Scan the records below. List lines holding "phase".

# start of Records shown

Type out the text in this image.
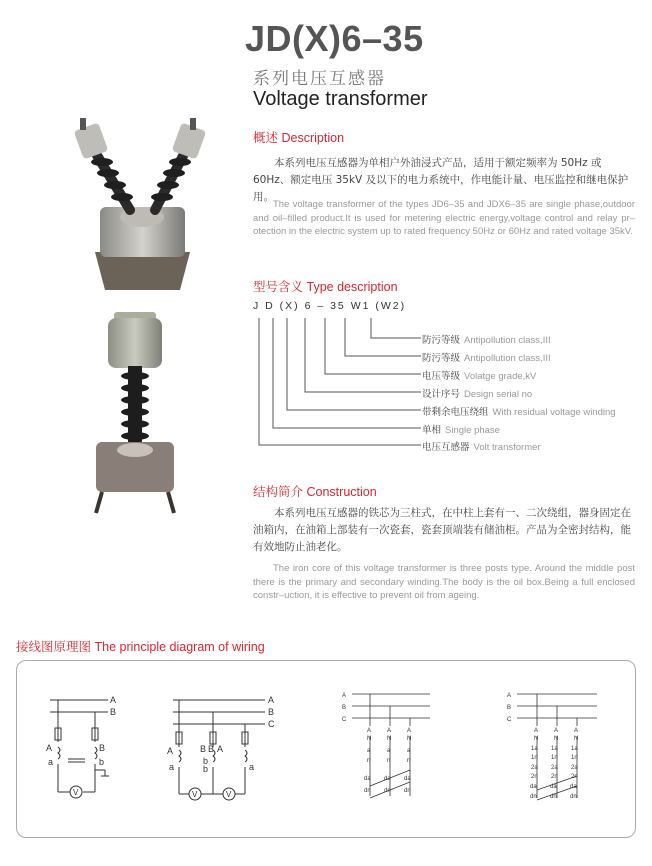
JD(X)6–35
系列电压互感器
Voltage transformer
概述 Description
本系列电压互感器为单相户外油浸式产品，适用于额定频率为 50Hz 或 60Hz、额定电压 35kV 及以下的电力系统中，作电能计量、电压监控和继电保护用。
The voltage transformer of the types JD6–35 and JDX6–35 are single phase,outdoor and oil–filled product.It is used for metering electric energy,voltage control and relay pr–otection in the electric system up to rated frequency 50Hz or 60Hz and rated voltage 35kV.
型号含义 Type description
J D (X) 6 – 35 W1 (W2)
防污等级 Antipollution class,III
防污等级 Antipollution class,III
电压等级 Volatge grade,kV
设计序号 Design serial no
带剩余电压绕组 With residual voltage winding
单相 Single phase
电压互感器 Volt transformer
结构简介 Construction
本系列电压互感器的铁芯为三柱式，在中柱上套有一、二次绕组，器身固定在油箱内，在油箱上部装有一次瓷套，瓷套顶端装有储油柜。产品为全密封结构，能有效地防止油老化。
The iron core of this voltage transformer is three posts type. Around the middle post there is the primary and secondary winding.The body is the oil box.Being a full enclosed constr–uction, it is effective to prevent oil from ageing.
接线图原理图 The principle diagram of wiring
A
B
A	B
a	b
V
A
B
C
A	B B A
a
b
b	a
V	V
A
B
C
A	A	A
N	N	N
a	a	a
n	n	n
da da da
dn dn dn
A
B
C
A	A	A
N	N	N
1a 1a 1a
1n 1n 1n
2a 2a 2a
2n 2n 2n
da da da
dn dn dn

# end of Records shown

Exercise response:
The voltage transformer of the types JD6–35 and JDX6–35 are single phase,outdoor and oil–filled product.It is used for metering electric energy,voltage control and relay pr–otection in the electric system up to rated frequency 50Hz or 60Hz and rated voltage 35kV.
单相 Single phase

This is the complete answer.